Raw records

------------------------

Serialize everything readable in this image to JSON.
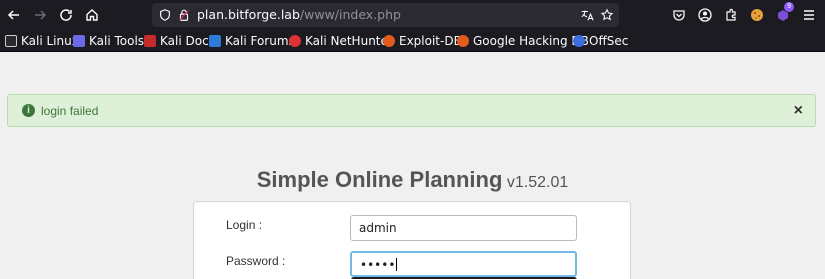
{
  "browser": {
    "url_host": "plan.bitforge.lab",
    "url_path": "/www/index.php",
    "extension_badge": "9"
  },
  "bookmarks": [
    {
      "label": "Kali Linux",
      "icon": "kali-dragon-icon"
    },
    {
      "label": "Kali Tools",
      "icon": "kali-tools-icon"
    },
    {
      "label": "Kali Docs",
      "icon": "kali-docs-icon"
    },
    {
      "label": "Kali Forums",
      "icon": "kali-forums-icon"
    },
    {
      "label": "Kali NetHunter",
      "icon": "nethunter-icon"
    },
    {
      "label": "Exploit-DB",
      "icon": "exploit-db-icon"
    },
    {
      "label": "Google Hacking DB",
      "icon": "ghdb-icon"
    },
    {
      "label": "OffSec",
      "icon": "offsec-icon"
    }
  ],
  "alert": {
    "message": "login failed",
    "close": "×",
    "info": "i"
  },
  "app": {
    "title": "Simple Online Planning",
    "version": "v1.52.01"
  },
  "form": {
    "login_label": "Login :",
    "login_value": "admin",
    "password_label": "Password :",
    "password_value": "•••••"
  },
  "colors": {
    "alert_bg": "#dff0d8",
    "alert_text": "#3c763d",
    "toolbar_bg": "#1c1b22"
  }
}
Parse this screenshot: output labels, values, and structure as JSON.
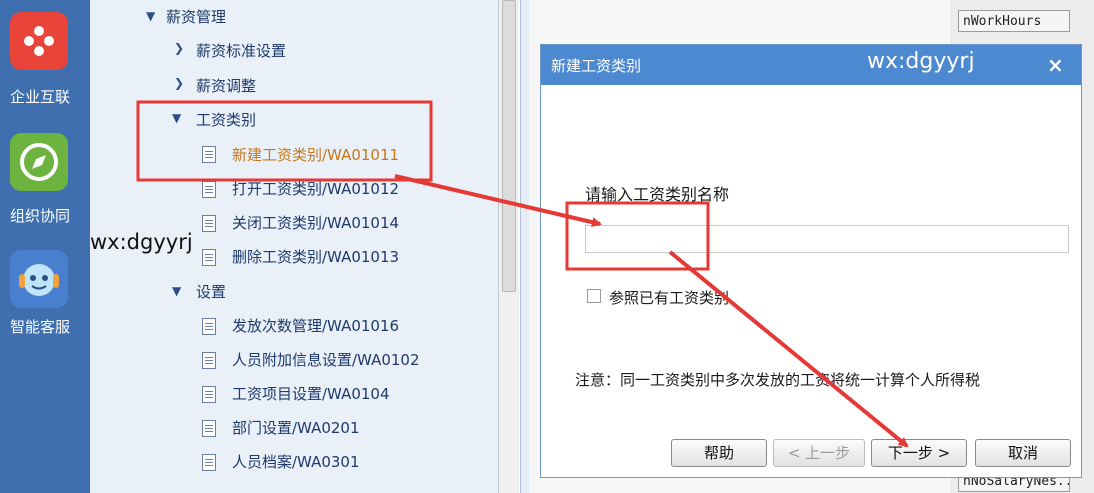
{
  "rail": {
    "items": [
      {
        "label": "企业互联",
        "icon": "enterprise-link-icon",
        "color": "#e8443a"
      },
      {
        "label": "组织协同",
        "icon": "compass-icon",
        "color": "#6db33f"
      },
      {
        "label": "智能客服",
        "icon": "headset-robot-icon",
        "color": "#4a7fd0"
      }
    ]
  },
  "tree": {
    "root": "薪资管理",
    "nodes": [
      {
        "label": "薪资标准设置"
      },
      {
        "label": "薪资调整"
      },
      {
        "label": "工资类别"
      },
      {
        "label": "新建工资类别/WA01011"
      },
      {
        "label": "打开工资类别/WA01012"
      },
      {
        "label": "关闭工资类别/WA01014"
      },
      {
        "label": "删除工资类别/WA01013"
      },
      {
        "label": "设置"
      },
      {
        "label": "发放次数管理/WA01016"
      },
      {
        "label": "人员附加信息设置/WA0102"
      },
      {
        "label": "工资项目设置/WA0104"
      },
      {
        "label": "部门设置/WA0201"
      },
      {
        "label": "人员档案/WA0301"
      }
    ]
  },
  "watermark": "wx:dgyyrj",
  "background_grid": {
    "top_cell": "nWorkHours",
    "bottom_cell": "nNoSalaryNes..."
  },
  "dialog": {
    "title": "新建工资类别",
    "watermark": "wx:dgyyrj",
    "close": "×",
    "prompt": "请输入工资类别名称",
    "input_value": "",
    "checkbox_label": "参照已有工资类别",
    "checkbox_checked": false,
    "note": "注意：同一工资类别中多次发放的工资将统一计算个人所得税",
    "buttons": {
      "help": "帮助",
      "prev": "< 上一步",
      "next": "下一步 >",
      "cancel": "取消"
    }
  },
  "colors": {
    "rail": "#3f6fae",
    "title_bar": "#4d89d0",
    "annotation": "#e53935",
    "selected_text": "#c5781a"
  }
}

------------------------

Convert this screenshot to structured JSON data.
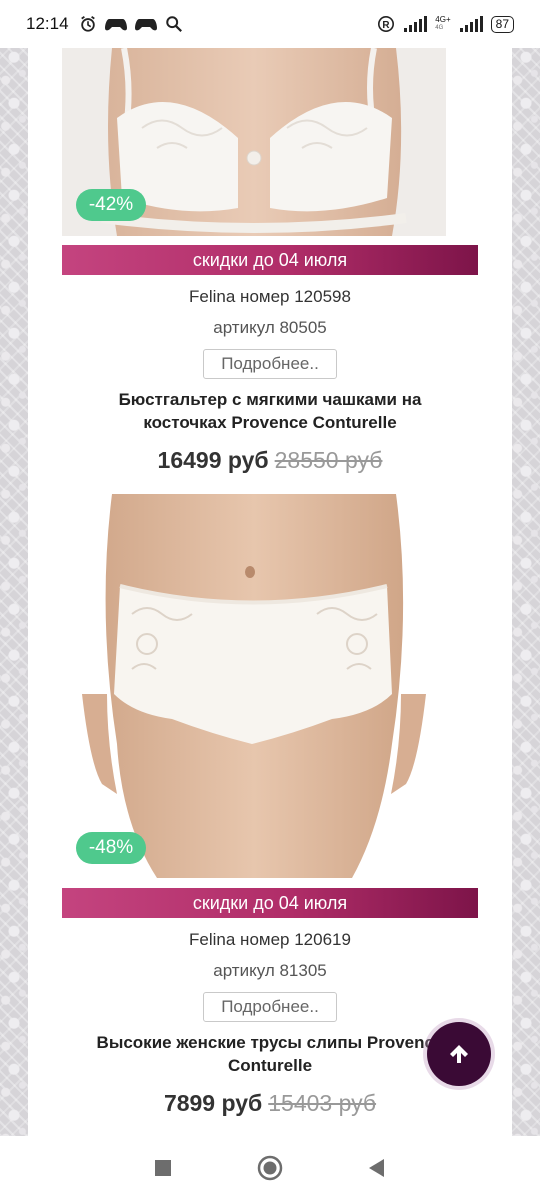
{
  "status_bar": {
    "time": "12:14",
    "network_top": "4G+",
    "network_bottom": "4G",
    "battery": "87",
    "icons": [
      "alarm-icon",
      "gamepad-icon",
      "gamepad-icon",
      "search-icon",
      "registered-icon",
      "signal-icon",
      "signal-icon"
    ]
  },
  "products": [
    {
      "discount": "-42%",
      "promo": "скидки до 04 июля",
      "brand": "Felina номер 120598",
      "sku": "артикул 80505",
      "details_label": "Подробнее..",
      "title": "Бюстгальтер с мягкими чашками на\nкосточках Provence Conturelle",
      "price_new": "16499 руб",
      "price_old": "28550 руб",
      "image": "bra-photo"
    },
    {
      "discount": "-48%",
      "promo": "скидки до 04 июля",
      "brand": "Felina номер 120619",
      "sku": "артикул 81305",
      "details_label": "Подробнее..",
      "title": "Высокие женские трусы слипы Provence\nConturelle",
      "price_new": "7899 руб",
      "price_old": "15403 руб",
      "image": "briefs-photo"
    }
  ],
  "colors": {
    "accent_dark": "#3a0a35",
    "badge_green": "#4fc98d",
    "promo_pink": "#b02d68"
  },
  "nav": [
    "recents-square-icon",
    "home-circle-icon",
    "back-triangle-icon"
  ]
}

------------------------

> **Exercise task**
Search the preceding listing for the word "screenshot" and pull out every line that holds it.

> **Solved problem**
Parse this screenshot: output labels, values, and structure as JSON.
Convert this screenshot to structured JSON data.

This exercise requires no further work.